> [Written instruction]: Copy, from the entries below, each line in which the string "this" appears.

> [Source records]:
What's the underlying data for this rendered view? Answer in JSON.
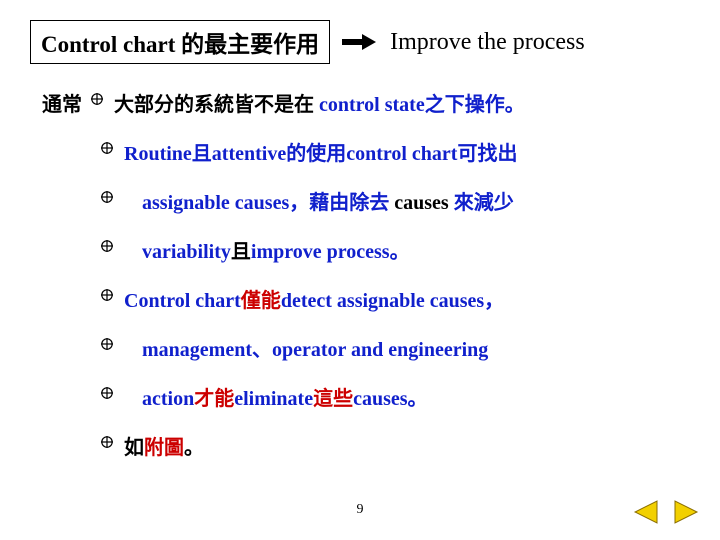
{
  "header": {
    "title_box": "Control chart 的最主要作用",
    "improve": "Improve the process"
  },
  "lines": [
    {
      "prefix": "通常",
      "indent": 0,
      "bullet_offset": 0,
      "parts": [
        {
          "text": "大部分的系統皆不是在 ",
          "cls": "text-black"
        },
        {
          "text": "control state之下操作。",
          "cls": "text-blue"
        }
      ]
    },
    {
      "indent": 1,
      "bullet_offset": 0,
      "parts": [
        {
          "text": "Routine且attentive的使用control chart可找出",
          "cls": "text-blue"
        }
      ]
    },
    {
      "indent": 2,
      "bullet_offset": 1,
      "parts": [
        {
          "text": "assignable causes，藉由除去 ",
          "cls": "text-blue"
        },
        {
          "text": "causes",
          "cls": "text-black"
        },
        {
          "text": "   來減少",
          "cls": "text-blue"
        }
      ]
    },
    {
      "indent": 2,
      "bullet_offset": 1,
      "parts": [
        {
          "text": "variability",
          "cls": "text-blue"
        },
        {
          "text": "且",
          "cls": "text-black"
        },
        {
          "text": "improve process。",
          "cls": "text-blue"
        }
      ]
    },
    {
      "indent": 1,
      "bullet_offset": 0,
      "parts": [
        {
          "text": "Control chart",
          "cls": "text-blue"
        },
        {
          "text": "僅能",
          "cls": "text-red"
        },
        {
          "text": "detect assignable causes，",
          "cls": "text-blue"
        }
      ]
    },
    {
      "indent": 2,
      "bullet_offset": 1,
      "parts": [
        {
          "text": "management、operator and engineering",
          "cls": "text-blue"
        }
      ]
    },
    {
      "indent": 2,
      "bullet_offset": 1,
      "parts": [
        {
          "text": "action",
          "cls": "text-blue"
        },
        {
          "text": "才能",
          "cls": "text-red"
        },
        {
          "text": "eliminate",
          "cls": "text-blue"
        },
        {
          "text": "這些",
          "cls": "text-red"
        },
        {
          "text": "causes。",
          "cls": "text-blue"
        }
      ]
    },
    {
      "indent": 1,
      "bullet_offset": 0,
      "parts": [
        {
          "text": "如",
          "cls": "text-black"
        },
        {
          "text": "附圖",
          "cls": "text-red"
        },
        {
          "text": "。",
          "cls": "text-black"
        }
      ]
    }
  ],
  "page_number": "9",
  "nav": {
    "prev": "prev",
    "next": "next"
  }
}
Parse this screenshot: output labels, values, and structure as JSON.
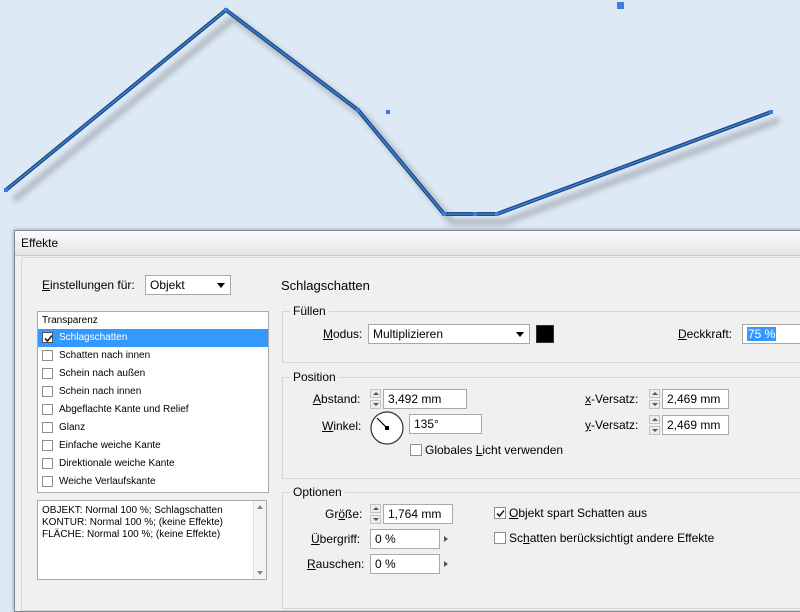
{
  "colors": {
    "canvas_bg": "#dde9f5",
    "stroke": "#1f4e8c",
    "handle": "#3a7fd5",
    "shadow": "#555555",
    "selection": "#3399ff",
    "swatch": "#000000"
  },
  "dialog": {
    "title": "Effekte",
    "settings_for_label_u": "E",
    "settings_for_label_rest": "instellungen für:",
    "settings_for_value": "Objekt",
    "list_header": "Transparenz",
    "effects": [
      {
        "label": "Schlagschatten",
        "checked": true,
        "selected": true
      },
      {
        "label": "Schatten nach innen",
        "checked": false,
        "selected": false
      },
      {
        "label": "Schein nach außen",
        "checked": false,
        "selected": false
      },
      {
        "label": "Schein nach innen",
        "checked": false,
        "selected": false
      },
      {
        "label": "Abgeflachte Kante und Relief",
        "checked": false,
        "selected": false
      },
      {
        "label": "Glanz",
        "checked": false,
        "selected": false
      },
      {
        "label": "Einfache weiche Kante",
        "checked": false,
        "selected": false
      },
      {
        "label": "Direktionale weiche Kante",
        "checked": false,
        "selected": false
      },
      {
        "label": "Weiche Verlaufskante",
        "checked": false,
        "selected": false
      }
    ],
    "summary_lines": [
      "OBJEKT: Normal 100 %; Schlagschatten",
      "KONTUR: Normal 100 %; (keine Effekte)",
      "FLÄCHE: Normal 100 %; (keine Effekte)"
    ],
    "section_title": "Schlagschatten",
    "fill": {
      "group_title": "Füllen",
      "mode_label_u": "M",
      "mode_label_rest": "odus:",
      "mode_value": "Multiplizieren",
      "opacity_label_u": "D",
      "opacity_label_rest": "eckkraft:",
      "opacity_value": "75 %"
    },
    "position": {
      "group_title": "Position",
      "distance_label_u": "A",
      "distance_label_rest": "bstand:",
      "distance_value": "3,492 mm",
      "angle_label_u": "W",
      "angle_label_rest": "inkel:",
      "angle_value": "135°",
      "global_light_pre": "Globales ",
      "global_light_u": "L",
      "global_light_rest": "icht verwenden",
      "global_light_checked": false,
      "x_offset_label_u": "x",
      "x_offset_label_rest": "-Versatz:",
      "x_offset_value": "2,469 mm",
      "y_offset_label_u": "y",
      "y_offset_label_rest": "-Versatz:",
      "y_offset_value": "2,469 mm"
    },
    "options": {
      "group_title": "Optionen",
      "size_label_pre": "Gr",
      "size_label_u": "ö",
      "size_label_rest": "ße:",
      "size_value": "1,764 mm",
      "spread_label_u": "Ü",
      "spread_label_rest": "bergriff:",
      "spread_value": "0 %",
      "noise_label_u": "R",
      "noise_label_rest": "auschen:",
      "noise_value": "0 %",
      "knockout_label_u": "O",
      "knockout_label_rest": "bjekt spart Schatten aus",
      "knockout_checked": true,
      "honor_label_pre": "Sc",
      "honor_label_u": "h",
      "honor_label_rest": "atten berücksichtigt andere Effekte",
      "honor_checked": false
    }
  }
}
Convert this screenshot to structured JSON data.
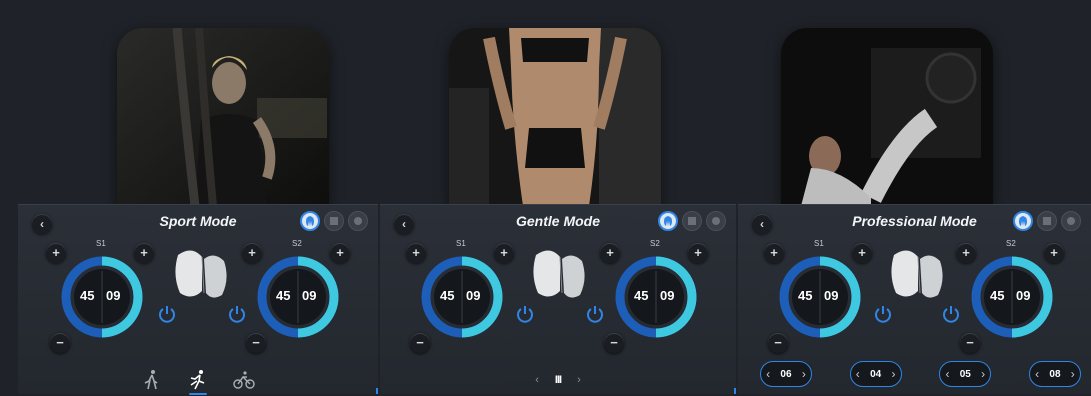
{
  "panels": [
    {
      "title": "Sport Mode",
      "back_icon": "chevron-left-icon",
      "channels": [
        {
          "label": "S1",
          "minutes": "45",
          "seconds": "09",
          "progress": 0.5
        },
        {
          "label": "S2",
          "minutes": "45",
          "seconds": "09",
          "progress": 0.5
        }
      ],
      "bottom": {
        "type": "activities",
        "items": [
          {
            "icon": "walk-icon",
            "active": false
          },
          {
            "icon": "run-icon",
            "active": true
          },
          {
            "icon": "bike-icon",
            "active": false
          }
        ]
      }
    },
    {
      "title": "Gentle Mode",
      "back_icon": "chevron-left-icon",
      "channels": [
        {
          "label": "S1",
          "minutes": "45",
          "seconds": "09",
          "progress": 0.5
        },
        {
          "label": "S2",
          "minutes": "45",
          "seconds": "09",
          "progress": 0.5
        }
      ],
      "bottom": {
        "type": "pager",
        "prev": "‹",
        "pause": "III",
        "next": "›"
      }
    },
    {
      "title": "Professional Mode",
      "back_icon": "chevron-left-icon",
      "channels": [
        {
          "label": "S1",
          "minutes": "45",
          "seconds": "09",
          "progress": 0.5
        },
        {
          "label": "S2",
          "minutes": "45",
          "seconds": "09",
          "progress": 0.5
        }
      ],
      "bottom": {
        "type": "steppers",
        "values": [
          "06",
          "04",
          "05",
          "08"
        ]
      }
    }
  ],
  "colors": {
    "accent": "#2f86e6",
    "ring_dark": "#1d5fb8",
    "ring_light": "#3ec9e0",
    "background": "#1f2329"
  }
}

> [Written solution]:
What's the underlying data for this rendered view? Answer in JSON.
Parse this screenshot: output labels, values, and structure as JSON.
Convert this screenshot to structured JSON data.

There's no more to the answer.